### Exercise brief
Return each line that holds the word "name".
BEGIN Entries shown
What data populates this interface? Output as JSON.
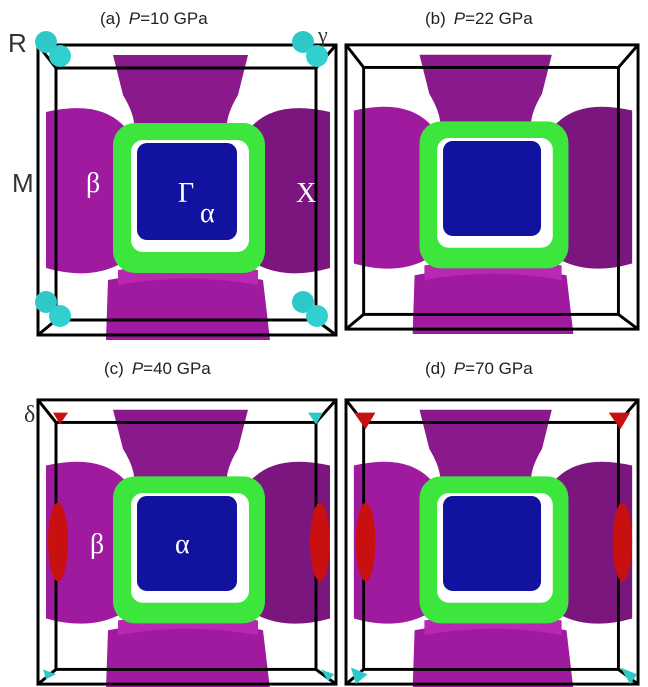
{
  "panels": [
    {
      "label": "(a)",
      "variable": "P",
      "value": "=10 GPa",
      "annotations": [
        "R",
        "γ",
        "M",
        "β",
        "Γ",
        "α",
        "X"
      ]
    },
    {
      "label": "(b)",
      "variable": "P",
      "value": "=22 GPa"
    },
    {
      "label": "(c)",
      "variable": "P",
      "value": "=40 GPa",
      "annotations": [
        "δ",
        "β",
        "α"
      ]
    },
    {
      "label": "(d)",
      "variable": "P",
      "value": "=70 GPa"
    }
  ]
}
END Entries shown
BEGIN Entries shown
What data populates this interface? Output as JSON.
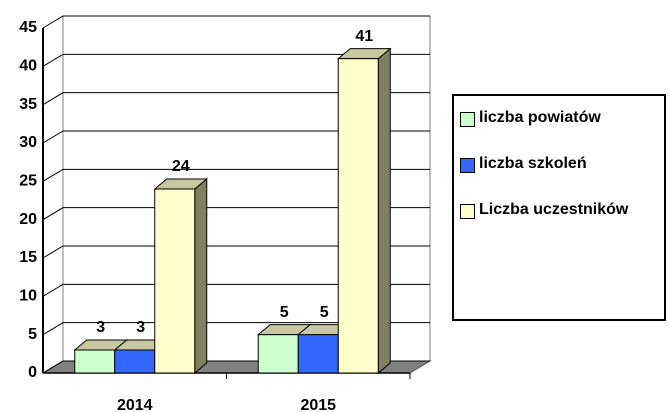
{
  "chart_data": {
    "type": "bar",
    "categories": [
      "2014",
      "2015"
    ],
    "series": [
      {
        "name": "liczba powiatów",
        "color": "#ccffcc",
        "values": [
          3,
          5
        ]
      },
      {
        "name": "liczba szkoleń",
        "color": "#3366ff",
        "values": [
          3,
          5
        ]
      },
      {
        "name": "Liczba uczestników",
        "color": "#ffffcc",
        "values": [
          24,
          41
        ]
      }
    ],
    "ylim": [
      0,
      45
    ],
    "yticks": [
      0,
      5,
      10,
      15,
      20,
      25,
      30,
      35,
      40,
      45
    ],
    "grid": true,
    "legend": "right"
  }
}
END Entries shown
### Answer to the task
        "name": "liczba powiatów",
        "name": "liczba szkoleń",
        "name": "Liczba uczestników",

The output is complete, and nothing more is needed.